— start of Task inputs —

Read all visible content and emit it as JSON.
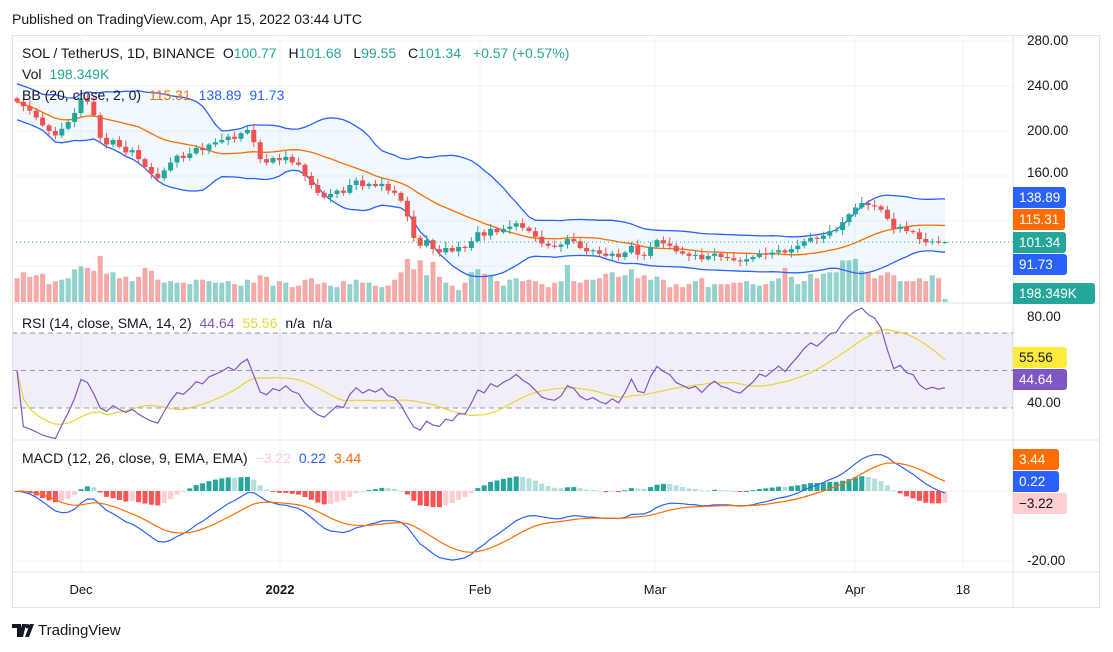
{
  "published": "Published on TradingView.com, Apr 15, 2022 03:44 UTC",
  "legend": {
    "symbol": "SOL / TetherUS, 1D, BINANCE",
    "o_label": "O",
    "o": "100.77",
    "h_label": "H",
    "h": "101.68",
    "l_label": "L",
    "l": "99.55",
    "c_label": "C",
    "c": "101.34",
    "change": "+0.57 (+0.57%)",
    "vol_label": "Vol",
    "vol": "198.349K",
    "bb_label": "BB (20, close, 2, 0)",
    "bb_basis": "115.31",
    "bb_upper": "138.89",
    "bb_lower": "91.73",
    "rsi_label": "RSI (14, close, SMA, 14, 2)",
    "rsi": "44.64",
    "rsi_sma": "55.56",
    "rsi_na1": "n/a",
    "rsi_na2": "n/a",
    "macd_label": "MACD (12, 26, close, 9, EMA, EMA)",
    "macd_hist": "−3.22",
    "macd": "0.22",
    "macd_signal": "3.44"
  },
  "price_axis": [
    "280.00",
    "240.00",
    "200.00",
    "160.00"
  ],
  "price_tags": {
    "bb_upper": "138.89",
    "bb_basis": "115.31",
    "last": "101.34",
    "bb_lower": "91.73",
    "volume": "198.349K"
  },
  "rsi_axis": [
    "80.00",
    "40.00"
  ],
  "rsi_tags": {
    "sma": "55.56",
    "rsi": "44.64"
  },
  "macd_axis": [
    "-20.00"
  ],
  "macd_tags": {
    "signal": "3.44",
    "macd": "0.22",
    "hist": "−3.22"
  },
  "time_axis": [
    "Dec",
    "2022",
    "Feb",
    "Mar",
    "Apr",
    "18"
  ],
  "logo": "TradingView",
  "colors": {
    "up": "#26a69a",
    "down": "#ef5350",
    "bb_basis": "#ff6d00",
    "bb_band": "#2962ff",
    "rsi": "#7e57c2",
    "rsi_sma": "#e8d43a",
    "macd": "#2962ff",
    "signal": "#ff6d00"
  },
  "chart_data": {
    "type": "candlestick",
    "symbol": "SOL / TetherUS",
    "interval": "1D",
    "x_start": "2021-11-21",
    "x_end": "2022-04-15",
    "ylim": [
      60,
      290
    ],
    "last_bar": {
      "open": 100.77,
      "high": 101.68,
      "low": 99.55,
      "close": 101.34,
      "volume": "198.349K"
    },
    "close": [
      226,
      222,
      218,
      212,
      205,
      200,
      196,
      202,
      208,
      216,
      229,
      226,
      214,
      194,
      188,
      192,
      186,
      181,
      183,
      175,
      168,
      162,
      158,
      165,
      172,
      178,
      176,
      180,
      185,
      183,
      188,
      190,
      192,
      195,
      193,
      198,
      201,
      190,
      175,
      172,
      176,
      174,
      177,
      172,
      170,
      160,
      152,
      145,
      141,
      144,
      147,
      145,
      152,
      156,
      151,
      153,
      151,
      153,
      147,
      145,
      138,
      124,
      105,
      98,
      103,
      95,
      92,
      96,
      93,
      97,
      96,
      102,
      110,
      107,
      113,
      110,
      113,
      115,
      118,
      114,
      111,
      106,
      100,
      98,
      97,
      99,
      104,
      102,
      96,
      93,
      94,
      91,
      89,
      91,
      88,
      92,
      98,
      90,
      89,
      97,
      103,
      100,
      98,
      93,
      91,
      89,
      90,
      86,
      89,
      91,
      88,
      87,
      85,
      84,
      86,
      88,
      91,
      90,
      92,
      94,
      92,
      95,
      98,
      102,
      105,
      104,
      107,
      111,
      112,
      119,
      126,
      132,
      136,
      134,
      133,
      130,
      122,
      113,
      115,
      111,
      110,
      104,
      101,
      101.9,
      100.77,
      101.34
    ],
    "volume_millions": [
      1.6,
      2.0,
      1.7,
      1.8,
      1.9,
      1.2,
      1.4,
      1.5,
      1.6,
      2.2,
      2.4,
      2.3,
      2.1,
      3.1,
      1.9,
      2.0,
      1.6,
      1.7,
      1.4,
      1.7,
      2.3,
      2.1,
      1.5,
      1.3,
      1.4,
      1.3,
      1.3,
      1.2,
      1.5,
      1.5,
      1.4,
      1.3,
      1.3,
      1.4,
      1.2,
      1.1,
      1.5,
      1.3,
      1.8,
      1.7,
      1.1,
      1.4,
      1.3,
      1.0,
      1.1,
      1.5,
      1.6,
      1.2,
      1.3,
      1.1,
      1.0,
      1.4,
      1.2,
      1.5,
      1.3,
      1.3,
      1.1,
      1.0,
      1.1,
      1.5,
      2.0,
      2.9,
      2.2,
      2.8,
      1.8,
      2.7,
      1.7,
      1.3,
      1.1,
      0.8,
      1.3,
      2.0,
      2.2,
      1.9,
      1.8,
      1.4,
      1.1,
      1.5,
      1.6,
      1.4,
      1.5,
      1.4,
      1.2,
      1.0,
      1.3,
      1.4,
      2.5,
      1.4,
      1.3,
      1.5,
      1.5,
      1.6,
      1.9,
      2.0,
      1.7,
      1.8,
      2.2,
      1.6,
      1.8,
      1.5,
      1.7,
      1.5,
      1.0,
      1.2,
      1.0,
      1.2,
      1.4,
      1.6,
      1.0,
      1.2,
      1.2,
      1.2,
      1.3,
      1.3,
      1.4,
      1.2,
      1.1,
      1.2,
      1.4,
      1.6,
      2.3,
      1.7,
      1.2,
      1.4,
      1.9,
      1.6,
      1.9,
      2.0,
      2.0,
      2.8,
      2.8,
      2.9,
      2.1,
      2.0,
      1.6,
      1.8,
      2.0,
      1.8,
      1.4,
      1.4,
      1.4,
      1.6,
      1.4,
      1.8,
      1.6,
      0.198
    ],
    "indicators": {
      "bollinger": {
        "length": 20,
        "mult": 2,
        "basis": 115.31,
        "upper": 138.89,
        "lower": 91.73
      },
      "rsi": {
        "length": 14,
        "sma_length": 14,
        "value": 44.64,
        "sma": 55.56,
        "bands": [
          70,
          50,
          30
        ],
        "ylim": [
          0,
          100
        ]
      },
      "macd": {
        "fast": 12,
        "slow": 26,
        "signal": 9,
        "macd": 0.22,
        "signal_value": 3.44,
        "histogram": -3.22
      }
    }
  }
}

— end of Task inputs —

Task directions
Quote the entries in full. Any image among them is to be omitted from the copy.

Solution to the problem
Read all visible content and emit it as JSON.
{
  "published": "Published on TradingView.com, Apr 15, 2022 03:44 UTC",
  "legend": {
    "symbol": "SOL / TetherUS, 1D, BINANCE",
    "o_label": "O",
    "o": "100.77",
    "h_label": "H",
    "h": "101.68",
    "l_label": "L",
    "l": "99.55",
    "c_label": "C",
    "c": "101.34",
    "change": "+0.57 (+0.57%)",
    "vol_label": "Vol",
    "vol": "198.349K",
    "bb_label": "BB (20, close, 2, 0)",
    "bb_basis": "115.31",
    "bb_upper": "138.89",
    "bb_lower": "91.73",
    "rsi_label": "RSI (14, close, SMA, 14, 2)",
    "rsi": "44.64",
    "rsi_sma": "55.56",
    "rsi_na1": "n/a",
    "rsi_na2": "n/a",
    "macd_label": "MACD (12, 26, close, 9, EMA, EMA)",
    "macd_hist": "−3.22",
    "macd": "0.22",
    "macd_signal": "3.44"
  },
  "price_axis": [
    "280.00",
    "240.00",
    "200.00",
    "160.00"
  ],
  "price_tags": {
    "bb_upper": "138.89",
    "bb_basis": "115.31",
    "last": "101.34",
    "bb_lower": "91.73",
    "volume": "198.349K"
  },
  "rsi_axis": [
    "80.00",
    "40.00"
  ],
  "rsi_tags": {
    "sma": "55.56",
    "rsi": "44.64"
  },
  "macd_axis": [
    "-20.00"
  ],
  "macd_tags": {
    "signal": "3.44",
    "macd": "0.22",
    "hist": "−3.22"
  },
  "time_axis": [
    "Dec",
    "2022",
    "Feb",
    "Mar",
    "Apr",
    "18"
  ],
  "logo": "TradingView",
  "colors": {
    "up": "#26a69a",
    "down": "#ef5350",
    "bb_basis": "#ff6d00",
    "bb_band": "#2962ff",
    "rsi": "#7e57c2",
    "rsi_sma": "#e8d43a",
    "macd": "#2962ff",
    "signal": "#ff6d00"
  },
  "chart_data": {
    "type": "candlestick",
    "symbol": "SOL / TetherUS",
    "interval": "1D",
    "x_start": "2021-11-21",
    "x_end": "2022-04-15",
    "ylim": [
      60,
      290
    ],
    "last_bar": {
      "open": 100.77,
      "high": 101.68,
      "low": 99.55,
      "close": 101.34,
      "volume": "198.349K"
    },
    "close": [
      226,
      222,
      218,
      212,
      205,
      200,
      196,
      202,
      208,
      216,
      229,
      226,
      214,
      194,
      188,
      192,
      186,
      181,
      183,
      175,
      168,
      162,
      158,
      165,
      172,
      178,
      176,
      180,
      185,
      183,
      188,
      190,
      192,
      195,
      193,
      198,
      201,
      190,
      175,
      172,
      176,
      174,
      177,
      172,
      170,
      160,
      152,
      145,
      141,
      144,
      147,
      145,
      152,
      156,
      151,
      153,
      151,
      153,
      147,
      145,
      138,
      124,
      105,
      98,
      103,
      95,
      92,
      96,
      93,
      97,
      96,
      102,
      110,
      107,
      113,
      110,
      113,
      115,
      118,
      114,
      111,
      106,
      100,
      98,
      97,
      99,
      104,
      102,
      96,
      93,
      94,
      91,
      89,
      91,
      88,
      92,
      98,
      90,
      89,
      97,
      103,
      100,
      98,
      93,
      91,
      89,
      90,
      86,
      89,
      91,
      88,
      87,
      85,
      84,
      86,
      88,
      91,
      90,
      92,
      94,
      92,
      95,
      98,
      102,
      105,
      104,
      107,
      111,
      112,
      119,
      126,
      132,
      136,
      134,
      133,
      130,
      122,
      113,
      115,
      111,
      110,
      104,
      101,
      101.9,
      100.77,
      101.34
    ],
    "volume_millions": [
      1.6,
      2.0,
      1.7,
      1.8,
      1.9,
      1.2,
      1.4,
      1.5,
      1.6,
      2.2,
      2.4,
      2.3,
      2.1,
      3.1,
      1.9,
      2.0,
      1.6,
      1.7,
      1.4,
      1.7,
      2.3,
      2.1,
      1.5,
      1.3,
      1.4,
      1.3,
      1.3,
      1.2,
      1.5,
      1.5,
      1.4,
      1.3,
      1.3,
      1.4,
      1.2,
      1.1,
      1.5,
      1.3,
      1.8,
      1.7,
      1.1,
      1.4,
      1.3,
      1.0,
      1.1,
      1.5,
      1.6,
      1.2,
      1.3,
      1.1,
      1.0,
      1.4,
      1.2,
      1.5,
      1.3,
      1.3,
      1.1,
      1.0,
      1.1,
      1.5,
      2.0,
      2.9,
      2.2,
      2.8,
      1.8,
      2.7,
      1.7,
      1.3,
      1.1,
      0.8,
      1.3,
      2.0,
      2.2,
      1.9,
      1.8,
      1.4,
      1.1,
      1.5,
      1.6,
      1.4,
      1.5,
      1.4,
      1.2,
      1.0,
      1.3,
      1.4,
      2.5,
      1.4,
      1.3,
      1.5,
      1.5,
      1.6,
      1.9,
      2.0,
      1.7,
      1.8,
      2.2,
      1.6,
      1.8,
      1.5,
      1.7,
      1.5,
      1.0,
      1.2,
      1.0,
      1.2,
      1.4,
      1.6,
      1.0,
      1.2,
      1.2,
      1.2,
      1.3,
      1.3,
      1.4,
      1.2,
      1.1,
      1.2,
      1.4,
      1.6,
      2.3,
      1.7,
      1.2,
      1.4,
      1.9,
      1.6,
      1.9,
      2.0,
      2.0,
      2.8,
      2.8,
      2.9,
      2.1,
      2.0,
      1.6,
      1.8,
      2.0,
      1.8,
      1.4,
      1.4,
      1.4,
      1.6,
      1.4,
      1.8,
      1.6,
      0.198
    ],
    "indicators": {
      "bollinger": {
        "length": 20,
        "mult": 2,
        "basis": 115.31,
        "upper": 138.89,
        "lower": 91.73
      },
      "rsi": {
        "length": 14,
        "sma_length": 14,
        "value": 44.64,
        "sma": 55.56,
        "bands": [
          70,
          50,
          30
        ],
        "ylim": [
          0,
          100
        ]
      },
      "macd": {
        "fast": 12,
        "slow": 26,
        "signal": 9,
        "macd": 0.22,
        "signal_value": 3.44,
        "histogram": -3.22
      }
    }
  }
}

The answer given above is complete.